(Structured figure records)
┌──

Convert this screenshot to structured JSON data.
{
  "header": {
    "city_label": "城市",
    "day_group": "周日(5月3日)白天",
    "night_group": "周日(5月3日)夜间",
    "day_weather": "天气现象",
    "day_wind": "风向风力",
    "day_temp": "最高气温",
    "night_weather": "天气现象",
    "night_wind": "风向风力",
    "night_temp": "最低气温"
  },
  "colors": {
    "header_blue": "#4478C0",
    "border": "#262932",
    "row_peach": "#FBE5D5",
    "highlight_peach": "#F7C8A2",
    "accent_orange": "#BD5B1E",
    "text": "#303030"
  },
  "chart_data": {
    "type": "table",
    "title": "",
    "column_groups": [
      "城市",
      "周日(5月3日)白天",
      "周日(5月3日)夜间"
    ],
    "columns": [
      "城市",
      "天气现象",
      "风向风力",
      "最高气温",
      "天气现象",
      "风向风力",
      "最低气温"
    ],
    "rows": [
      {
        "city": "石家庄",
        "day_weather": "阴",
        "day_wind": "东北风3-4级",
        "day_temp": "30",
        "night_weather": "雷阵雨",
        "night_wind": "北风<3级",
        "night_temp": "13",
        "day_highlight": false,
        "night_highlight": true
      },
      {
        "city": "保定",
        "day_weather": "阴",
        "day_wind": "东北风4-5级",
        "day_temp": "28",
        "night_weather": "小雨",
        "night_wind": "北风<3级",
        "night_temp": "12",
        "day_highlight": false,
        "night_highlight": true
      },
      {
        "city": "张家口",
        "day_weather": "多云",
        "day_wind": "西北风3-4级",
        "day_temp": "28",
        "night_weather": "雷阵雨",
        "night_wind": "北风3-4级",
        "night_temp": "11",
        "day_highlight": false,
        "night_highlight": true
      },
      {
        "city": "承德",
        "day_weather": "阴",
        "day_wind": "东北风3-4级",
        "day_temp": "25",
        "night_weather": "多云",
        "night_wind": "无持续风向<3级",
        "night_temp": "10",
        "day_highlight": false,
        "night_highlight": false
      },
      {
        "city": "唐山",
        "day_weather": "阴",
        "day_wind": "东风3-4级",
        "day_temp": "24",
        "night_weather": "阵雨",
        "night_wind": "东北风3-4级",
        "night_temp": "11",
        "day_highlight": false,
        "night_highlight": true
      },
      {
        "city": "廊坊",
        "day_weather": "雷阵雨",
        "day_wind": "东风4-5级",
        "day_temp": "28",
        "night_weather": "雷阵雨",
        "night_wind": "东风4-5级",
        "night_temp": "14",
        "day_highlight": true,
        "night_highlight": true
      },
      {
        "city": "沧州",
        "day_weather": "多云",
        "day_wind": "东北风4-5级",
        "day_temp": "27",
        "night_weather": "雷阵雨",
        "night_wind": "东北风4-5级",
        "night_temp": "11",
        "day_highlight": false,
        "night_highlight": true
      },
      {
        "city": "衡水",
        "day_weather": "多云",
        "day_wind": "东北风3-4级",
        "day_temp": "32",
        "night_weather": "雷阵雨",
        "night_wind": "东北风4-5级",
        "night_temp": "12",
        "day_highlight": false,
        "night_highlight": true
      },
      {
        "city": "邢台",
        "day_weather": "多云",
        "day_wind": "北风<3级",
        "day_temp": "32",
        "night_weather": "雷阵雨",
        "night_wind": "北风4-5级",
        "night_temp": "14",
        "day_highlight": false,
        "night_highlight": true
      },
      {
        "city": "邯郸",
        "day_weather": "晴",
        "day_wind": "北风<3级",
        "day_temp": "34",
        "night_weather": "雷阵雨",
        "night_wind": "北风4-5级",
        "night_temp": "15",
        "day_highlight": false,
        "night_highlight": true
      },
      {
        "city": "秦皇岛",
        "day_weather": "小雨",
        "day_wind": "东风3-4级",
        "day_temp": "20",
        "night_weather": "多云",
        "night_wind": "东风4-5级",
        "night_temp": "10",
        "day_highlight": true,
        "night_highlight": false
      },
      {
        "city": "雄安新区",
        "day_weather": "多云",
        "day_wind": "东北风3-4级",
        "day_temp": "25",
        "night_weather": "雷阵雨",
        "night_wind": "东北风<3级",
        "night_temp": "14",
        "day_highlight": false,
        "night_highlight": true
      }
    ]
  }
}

└──

» EXERCISE DESCRIPTION
Please restate the data word for word, every record included.

» THE SOLUTION
Convert this screenshot to structured JSON data.
{
  "header": {
    "city_label": "城市",
    "day_group": "周日(5月3日)白天",
    "night_group": "周日(5月3日)夜间",
    "day_weather": "天气现象",
    "day_wind": "风向风力",
    "day_temp": "最高气温",
    "night_weather": "天气现象",
    "night_wind": "风向风力",
    "night_temp": "最低气温"
  },
  "colors": {
    "header_blue": "#4478C0",
    "border": "#262932",
    "row_peach": "#FBE5D5",
    "highlight_peach": "#F7C8A2",
    "accent_orange": "#BD5B1E",
    "text": "#303030"
  },
  "chart_data": {
    "type": "table",
    "title": "",
    "column_groups": [
      "城市",
      "周日(5月3日)白天",
      "周日(5月3日)夜间"
    ],
    "columns": [
      "城市",
      "天气现象",
      "风向风力",
      "最高气温",
      "天气现象",
      "风向风力",
      "最低气温"
    ],
    "rows": [
      {
        "city": "石家庄",
        "day_weather": "阴",
        "day_wind": "东北风3-4级",
        "day_temp": "30",
        "night_weather": "雷阵雨",
        "night_wind": "北风<3级",
        "night_temp": "13",
        "day_highlight": false,
        "night_highlight": true
      },
      {
        "city": "保定",
        "day_weather": "阴",
        "day_wind": "东北风4-5级",
        "day_temp": "28",
        "night_weather": "小雨",
        "night_wind": "北风<3级",
        "night_temp": "12",
        "day_highlight": false,
        "night_highlight": true
      },
      {
        "city": "张家口",
        "day_weather": "多云",
        "day_wind": "西北风3-4级",
        "day_temp": "28",
        "night_weather": "雷阵雨",
        "night_wind": "北风3-4级",
        "night_temp": "11",
        "day_highlight": false,
        "night_highlight": true
      },
      {
        "city": "承德",
        "day_weather": "阴",
        "day_wind": "东北风3-4级",
        "day_temp": "25",
        "night_weather": "多云",
        "night_wind": "无持续风向<3级",
        "night_temp": "10",
        "day_highlight": false,
        "night_highlight": false
      },
      {
        "city": "唐山",
        "day_weather": "阴",
        "day_wind": "东风3-4级",
        "day_temp": "24",
        "night_weather": "阵雨",
        "night_wind": "东北风3-4级",
        "night_temp": "11",
        "day_highlight": false,
        "night_highlight": true
      },
      {
        "city": "廊坊",
        "day_weather": "雷阵雨",
        "day_wind": "东风4-5级",
        "day_temp": "28",
        "night_weather": "雷阵雨",
        "night_wind": "东风4-5级",
        "night_temp": "14",
        "day_highlight": true,
        "night_highlight": true
      },
      {
        "city": "沧州",
        "day_weather": "多云",
        "day_wind": "东北风4-5级",
        "day_temp": "27",
        "night_weather": "雷阵雨",
        "night_wind": "东北风4-5级",
        "night_temp": "11",
        "day_highlight": false,
        "night_highlight": true
      },
      {
        "city": "衡水",
        "day_weather": "多云",
        "day_wind": "东北风3-4级",
        "day_temp": "32",
        "night_weather": "雷阵雨",
        "night_wind": "东北风4-5级",
        "night_temp": "12",
        "day_highlight": false,
        "night_highlight": true
      },
      {
        "city": "邢台",
        "day_weather": "多云",
        "day_wind": "北风<3级",
        "day_temp": "32",
        "night_weather": "雷阵雨",
        "night_wind": "北风4-5级",
        "night_temp": "14",
        "day_highlight": false,
        "night_highlight": true
      },
      {
        "city": "邯郸",
        "day_weather": "晴",
        "day_wind": "北风<3级",
        "day_temp": "34",
        "night_weather": "雷阵雨",
        "night_wind": "北风4-5级",
        "night_temp": "15",
        "day_highlight": false,
        "night_highlight": true
      },
      {
        "city": "秦皇岛",
        "day_weather": "小雨",
        "day_wind": "东风3-4级",
        "day_temp": "20",
        "night_weather": "多云",
        "night_wind": "东风4-5级",
        "night_temp": "10",
        "day_highlight": true,
        "night_highlight": false
      },
      {
        "city": "雄安新区",
        "day_weather": "多云",
        "day_wind": "东北风3-4级",
        "day_temp": "25",
        "night_weather": "雷阵雨",
        "night_wind": "东北风<3级",
        "night_temp": "14",
        "day_highlight": false,
        "night_highlight": true
      }
    ]
  }
}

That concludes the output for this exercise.